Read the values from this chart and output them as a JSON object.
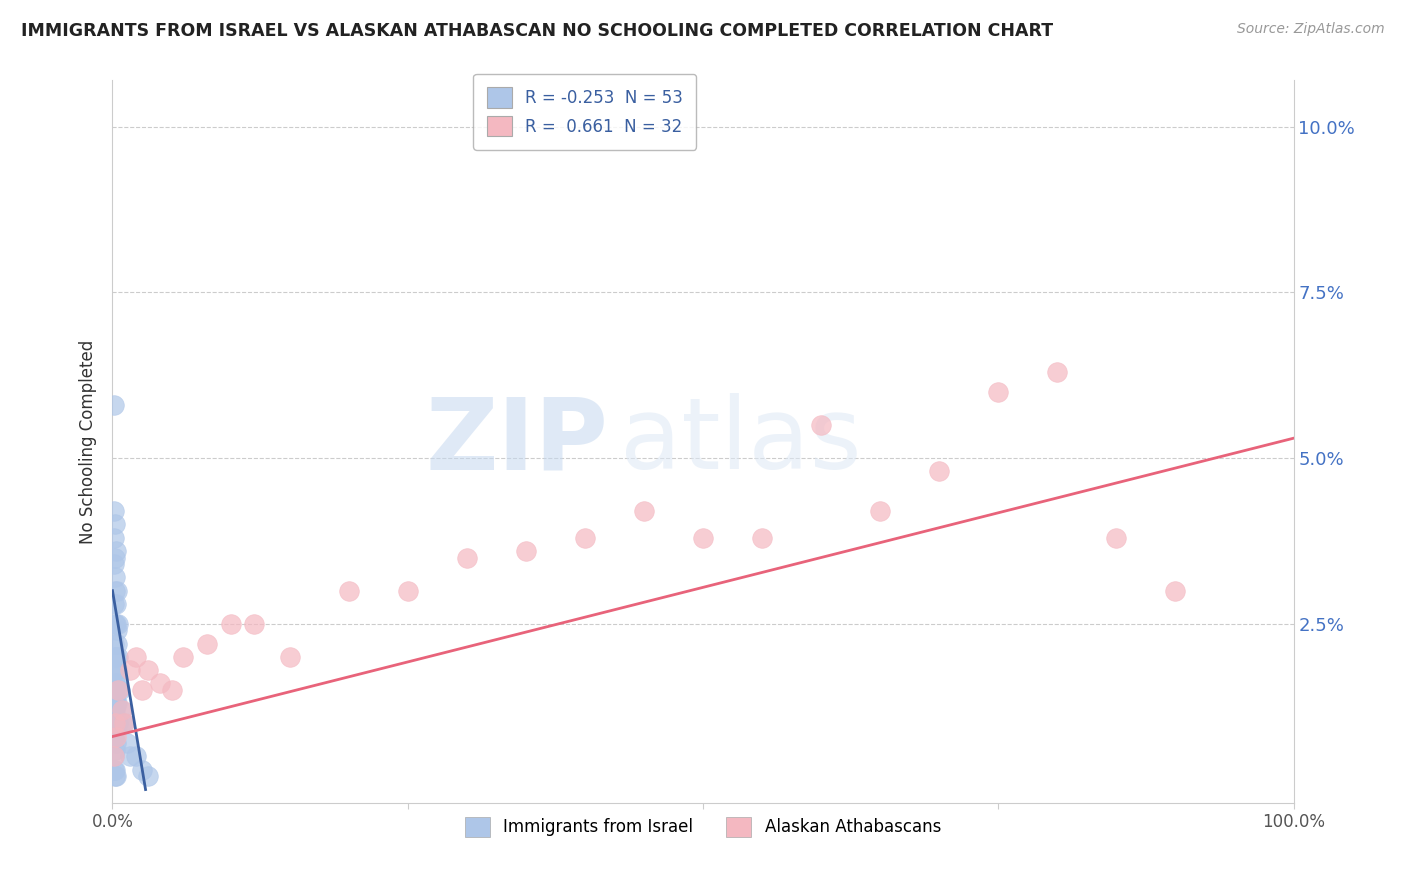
{
  "title": "IMMIGRANTS FROM ISRAEL VS ALASKAN ATHABASCAN NO SCHOOLING COMPLETED CORRELATION CHART",
  "source": "Source: ZipAtlas.com",
  "ylabel": "No Schooling Completed",
  "legend_label1": "Immigrants from Israel",
  "legend_label2": "Alaskan Athabascans",
  "R1": -0.253,
  "N1": 53,
  "R2": 0.661,
  "N2": 32,
  "color1": "#aec6e8",
  "color2": "#f4b8c1",
  "line_color1": "#3a5fa0",
  "line_color2": "#e8637a",
  "watermark_zip": "ZIP",
  "watermark_atlas": "atlas",
  "xlim": [
    0.0,
    1.0
  ],
  "ylim": [
    -0.002,
    0.107
  ],
  "yticks": [
    0.0,
    0.025,
    0.05,
    0.075,
    0.1
  ],
  "ytick_labels_right": [
    "",
    "2.5%",
    "5.0%",
    "7.5%",
    "10.0%"
  ],
  "background_color": "#ffffff",
  "grid_color": "#cccccc",
  "blue_x": [
    0.001,
    0.001,
    0.001,
    0.001,
    0.001,
    0.001,
    0.001,
    0.001,
    0.001,
    0.001,
    0.002,
    0.002,
    0.002,
    0.002,
    0.002,
    0.002,
    0.002,
    0.002,
    0.002,
    0.003,
    0.003,
    0.003,
    0.003,
    0.003,
    0.003,
    0.004,
    0.004,
    0.004,
    0.005,
    0.005,
    0.005,
    0.006,
    0.007,
    0.008,
    0.01,
    0.012,
    0.015,
    0.02,
    0.025,
    0.03,
    0.001,
    0.002,
    0.002,
    0.003,
    0.004,
    0.001,
    0.002,
    0.003,
    0.004,
    0.005,
    0.002,
    0.003,
    0.001
  ],
  "blue_y": [
    0.034,
    0.028,
    0.022,
    0.018,
    0.015,
    0.012,
    0.01,
    0.008,
    0.005,
    0.003,
    0.03,
    0.025,
    0.02,
    0.017,
    0.014,
    0.012,
    0.009,
    0.006,
    0.003,
    0.025,
    0.02,
    0.016,
    0.013,
    0.01,
    0.007,
    0.022,
    0.018,
    0.013,
    0.02,
    0.015,
    0.01,
    0.015,
    0.012,
    0.01,
    0.01,
    0.007,
    0.005,
    0.005,
    0.003,
    0.002,
    0.038,
    0.035,
    0.032,
    0.028,
    0.024,
    0.042,
    0.04,
    0.036,
    0.03,
    0.025,
    0.002,
    0.002,
    0.058
  ],
  "pink_x": [
    0.001,
    0.002,
    0.003,
    0.005,
    0.008,
    0.01,
    0.015,
    0.02,
    0.025,
    0.03,
    0.04,
    0.05,
    0.06,
    0.08,
    0.1,
    0.12,
    0.15,
    0.2,
    0.25,
    0.3,
    0.35,
    0.4,
    0.45,
    0.5,
    0.55,
    0.6,
    0.65,
    0.7,
    0.75,
    0.8,
    0.85,
    0.9
  ],
  "pink_y": [
    0.005,
    0.01,
    0.008,
    0.015,
    0.012,
    0.01,
    0.018,
    0.02,
    0.015,
    0.018,
    0.016,
    0.015,
    0.02,
    0.022,
    0.025,
    0.025,
    0.02,
    0.03,
    0.03,
    0.035,
    0.036,
    0.038,
    0.042,
    0.038,
    0.038,
    0.055,
    0.042,
    0.048,
    0.06,
    0.063,
    0.038,
    0.03
  ],
  "blue_line_x": [
    0.0,
    0.028
  ],
  "blue_line_y": [
    0.03,
    0.0
  ],
  "pink_line_x": [
    0.0,
    1.0
  ],
  "pink_line_y": [
    0.008,
    0.053
  ]
}
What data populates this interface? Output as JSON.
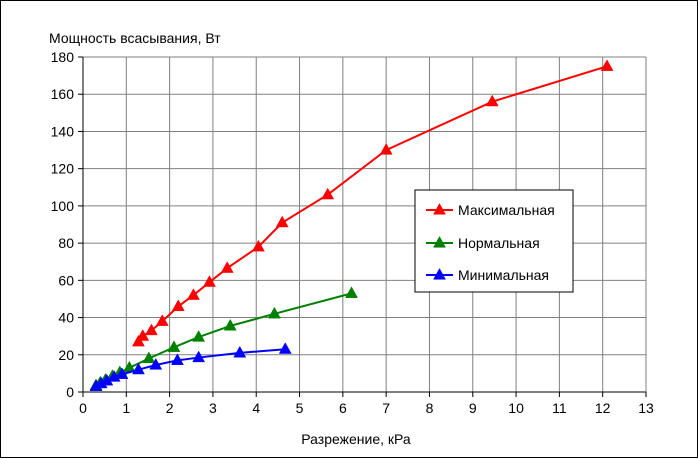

Task to carry out | Reproduce the whole listing above word for word, but not its pictures.

The completed task |
Read the values from this chart and output them as a JSON object.
{
  "title": "IMMIGRANTS FROM ISRAEL VS ALASKAN ATHABASCAN NO SCHOOLING COMPLETED CORRELATION CHART",
  "source": "Source: ZipAtlas.com",
  "ylabel": "No Schooling Completed",
  "legend_label1": "Immigrants from Israel",
  "legend_label2": "Alaskan Athabascans",
  "R1": -0.253,
  "N1": 53,
  "R2": 0.661,
  "N2": 32,
  "color1": "#aec6e8",
  "color2": "#f4b8c1",
  "line_color1": "#3a5fa0",
  "line_color2": "#e8637a",
  "watermark_zip": "ZIP",
  "watermark_atlas": "atlas",
  "xlim": [
    0.0,
    1.0
  ],
  "ylim": [
    -0.002,
    0.107
  ],
  "yticks": [
    0.0,
    0.025,
    0.05,
    0.075,
    0.1
  ],
  "ytick_labels_right": [
    "",
    "2.5%",
    "5.0%",
    "7.5%",
    "10.0%"
  ],
  "background_color": "#ffffff",
  "grid_color": "#cccccc",
  "blue_x": [
    0.001,
    0.001,
    0.001,
    0.001,
    0.001,
    0.001,
    0.001,
    0.001,
    0.001,
    0.001,
    0.002,
    0.002,
    0.002,
    0.002,
    0.002,
    0.002,
    0.002,
    0.002,
    0.002,
    0.003,
    0.003,
    0.003,
    0.003,
    0.003,
    0.003,
    0.004,
    0.004,
    0.004,
    0.005,
    0.005,
    0.005,
    0.006,
    0.007,
    0.008,
    0.01,
    0.012,
    0.015,
    0.02,
    0.025,
    0.03,
    0.001,
    0.002,
    0.002,
    0.003,
    0.004,
    0.001,
    0.002,
    0.003,
    0.004,
    0.005,
    0.002,
    0.003,
    0.001
  ],
  "blue_y": [
    0.034,
    0.028,
    0.022,
    0.018,
    0.015,
    0.012,
    0.01,
    0.008,
    0.005,
    0.003,
    0.03,
    0.025,
    0.02,
    0.017,
    0.014,
    0.012,
    0.009,
    0.006,
    0.003,
    0.025,
    0.02,
    0.016,
    0.013,
    0.01,
    0.007,
    0.022,
    0.018,
    0.013,
    0.02,
    0.015,
    0.01,
    0.015,
    0.012,
    0.01,
    0.01,
    0.007,
    0.005,
    0.005,
    0.003,
    0.002,
    0.038,
    0.035,
    0.032,
    0.028,
    0.024,
    0.042,
    0.04,
    0.036,
    0.03,
    0.025,
    0.002,
    0.002,
    0.058
  ],
  "pink_x": [
    0.001,
    0.002,
    0.003,
    0.005,
    0.008,
    0.01,
    0.015,
    0.02,
    0.025,
    0.03,
    0.04,
    0.05,
    0.06,
    0.08,
    0.1,
    0.12,
    0.15,
    0.2,
    0.25,
    0.3,
    0.35,
    0.4,
    0.45,
    0.5,
    0.55,
    0.6,
    0.65,
    0.7,
    0.75,
    0.8,
    0.85,
    0.9
  ],
  "pink_y": [
    0.005,
    0.01,
    0.008,
    0.015,
    0.012,
    0.01,
    0.018,
    0.02,
    0.015,
    0.018,
    0.016,
    0.015,
    0.02,
    0.022,
    0.025,
    0.025,
    0.02,
    0.03,
    0.03,
    0.035,
    0.036,
    0.038,
    0.042,
    0.038,
    0.038,
    0.055,
    0.042,
    0.048,
    0.06,
    0.063,
    0.038,
    0.03
  ],
  "blue_line_x": [
    0.0,
    0.028
  ],
  "blue_line_y": [
    0.03,
    0.0
  ],
  "pink_line_x": [
    0.0,
    1.0
  ],
  "pink_line_y": [
    0.008,
    0.053
  ]
}
What data populates this interface? Output as JSON.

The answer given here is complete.